_Records for the task:_
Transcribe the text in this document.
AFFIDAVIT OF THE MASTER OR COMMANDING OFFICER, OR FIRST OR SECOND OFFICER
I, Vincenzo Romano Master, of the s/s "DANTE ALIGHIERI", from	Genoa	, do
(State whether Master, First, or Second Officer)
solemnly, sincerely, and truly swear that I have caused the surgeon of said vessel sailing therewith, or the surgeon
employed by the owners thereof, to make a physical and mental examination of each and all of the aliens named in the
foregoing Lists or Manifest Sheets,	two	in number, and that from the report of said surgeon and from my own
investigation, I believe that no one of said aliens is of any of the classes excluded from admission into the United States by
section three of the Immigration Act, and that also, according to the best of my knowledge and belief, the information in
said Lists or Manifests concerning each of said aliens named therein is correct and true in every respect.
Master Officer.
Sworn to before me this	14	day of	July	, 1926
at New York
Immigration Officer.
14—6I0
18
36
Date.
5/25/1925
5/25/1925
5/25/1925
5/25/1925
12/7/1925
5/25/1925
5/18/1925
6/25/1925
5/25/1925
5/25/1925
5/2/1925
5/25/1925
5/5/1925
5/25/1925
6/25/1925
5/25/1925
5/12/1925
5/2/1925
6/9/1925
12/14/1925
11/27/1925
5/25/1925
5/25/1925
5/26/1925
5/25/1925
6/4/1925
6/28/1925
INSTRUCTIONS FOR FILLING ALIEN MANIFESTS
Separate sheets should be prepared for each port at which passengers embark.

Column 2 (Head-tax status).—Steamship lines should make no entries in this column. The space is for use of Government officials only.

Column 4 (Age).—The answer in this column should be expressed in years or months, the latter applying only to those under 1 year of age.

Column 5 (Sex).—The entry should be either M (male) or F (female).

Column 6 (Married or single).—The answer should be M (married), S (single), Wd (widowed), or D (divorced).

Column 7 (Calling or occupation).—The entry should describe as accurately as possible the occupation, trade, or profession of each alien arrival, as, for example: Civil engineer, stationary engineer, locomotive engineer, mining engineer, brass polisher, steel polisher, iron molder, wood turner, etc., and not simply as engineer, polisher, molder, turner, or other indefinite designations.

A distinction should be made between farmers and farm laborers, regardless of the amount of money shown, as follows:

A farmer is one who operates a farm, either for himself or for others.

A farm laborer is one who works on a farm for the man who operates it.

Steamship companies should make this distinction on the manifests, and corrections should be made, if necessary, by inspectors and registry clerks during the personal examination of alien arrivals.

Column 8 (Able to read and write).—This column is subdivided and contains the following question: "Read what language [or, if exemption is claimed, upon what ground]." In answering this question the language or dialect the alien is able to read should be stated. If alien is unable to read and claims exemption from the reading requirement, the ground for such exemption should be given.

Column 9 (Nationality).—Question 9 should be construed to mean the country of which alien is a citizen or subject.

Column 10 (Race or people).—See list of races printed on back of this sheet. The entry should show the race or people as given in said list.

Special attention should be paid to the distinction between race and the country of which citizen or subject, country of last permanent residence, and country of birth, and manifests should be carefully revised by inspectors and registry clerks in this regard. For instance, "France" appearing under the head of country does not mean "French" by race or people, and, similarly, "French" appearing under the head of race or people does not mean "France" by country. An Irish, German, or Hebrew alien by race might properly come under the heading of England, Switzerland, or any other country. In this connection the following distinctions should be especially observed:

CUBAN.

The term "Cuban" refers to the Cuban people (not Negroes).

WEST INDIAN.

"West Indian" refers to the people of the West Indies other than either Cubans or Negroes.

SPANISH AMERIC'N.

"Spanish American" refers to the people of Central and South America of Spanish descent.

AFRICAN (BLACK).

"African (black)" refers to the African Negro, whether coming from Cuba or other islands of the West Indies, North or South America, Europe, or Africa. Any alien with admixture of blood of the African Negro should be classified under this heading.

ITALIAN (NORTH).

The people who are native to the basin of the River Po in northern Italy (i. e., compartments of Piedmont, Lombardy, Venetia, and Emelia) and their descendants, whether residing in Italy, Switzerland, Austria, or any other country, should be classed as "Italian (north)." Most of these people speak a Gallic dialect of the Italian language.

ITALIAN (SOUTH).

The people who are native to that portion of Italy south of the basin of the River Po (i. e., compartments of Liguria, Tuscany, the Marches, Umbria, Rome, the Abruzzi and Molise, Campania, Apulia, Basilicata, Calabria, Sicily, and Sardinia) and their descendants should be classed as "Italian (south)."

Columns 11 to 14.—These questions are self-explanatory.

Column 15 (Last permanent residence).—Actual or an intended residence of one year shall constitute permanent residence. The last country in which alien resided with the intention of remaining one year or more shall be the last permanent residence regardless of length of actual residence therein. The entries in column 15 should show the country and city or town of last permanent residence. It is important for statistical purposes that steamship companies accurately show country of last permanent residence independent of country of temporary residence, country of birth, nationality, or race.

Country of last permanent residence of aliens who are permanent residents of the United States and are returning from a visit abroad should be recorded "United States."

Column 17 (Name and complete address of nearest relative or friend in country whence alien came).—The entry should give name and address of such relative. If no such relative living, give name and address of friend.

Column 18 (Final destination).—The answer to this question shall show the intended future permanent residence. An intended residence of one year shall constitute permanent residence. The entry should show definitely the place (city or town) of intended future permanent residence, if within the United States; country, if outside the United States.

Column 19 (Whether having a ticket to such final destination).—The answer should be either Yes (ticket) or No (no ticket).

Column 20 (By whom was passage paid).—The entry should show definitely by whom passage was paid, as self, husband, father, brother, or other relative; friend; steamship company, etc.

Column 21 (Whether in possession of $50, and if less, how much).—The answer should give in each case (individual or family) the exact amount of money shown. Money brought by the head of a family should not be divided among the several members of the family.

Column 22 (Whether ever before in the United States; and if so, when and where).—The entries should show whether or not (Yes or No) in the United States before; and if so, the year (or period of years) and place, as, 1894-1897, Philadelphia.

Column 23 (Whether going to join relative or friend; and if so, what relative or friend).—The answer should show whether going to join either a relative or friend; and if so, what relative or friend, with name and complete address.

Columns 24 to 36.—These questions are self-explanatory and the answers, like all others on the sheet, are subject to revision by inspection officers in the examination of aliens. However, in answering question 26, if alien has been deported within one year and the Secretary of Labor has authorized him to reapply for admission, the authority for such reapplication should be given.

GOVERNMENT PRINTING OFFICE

_Written exercise:_ Reproduce each line from the records that contains the word "only".

_Full output:_
Column 2 (Head-tax status).—Steamship lines should make no entries in this column. The space is for use of Government officials only.
Column 4 (Age).—The answer in this column should be expressed in years or months, the latter applying only to those under 1 year of age.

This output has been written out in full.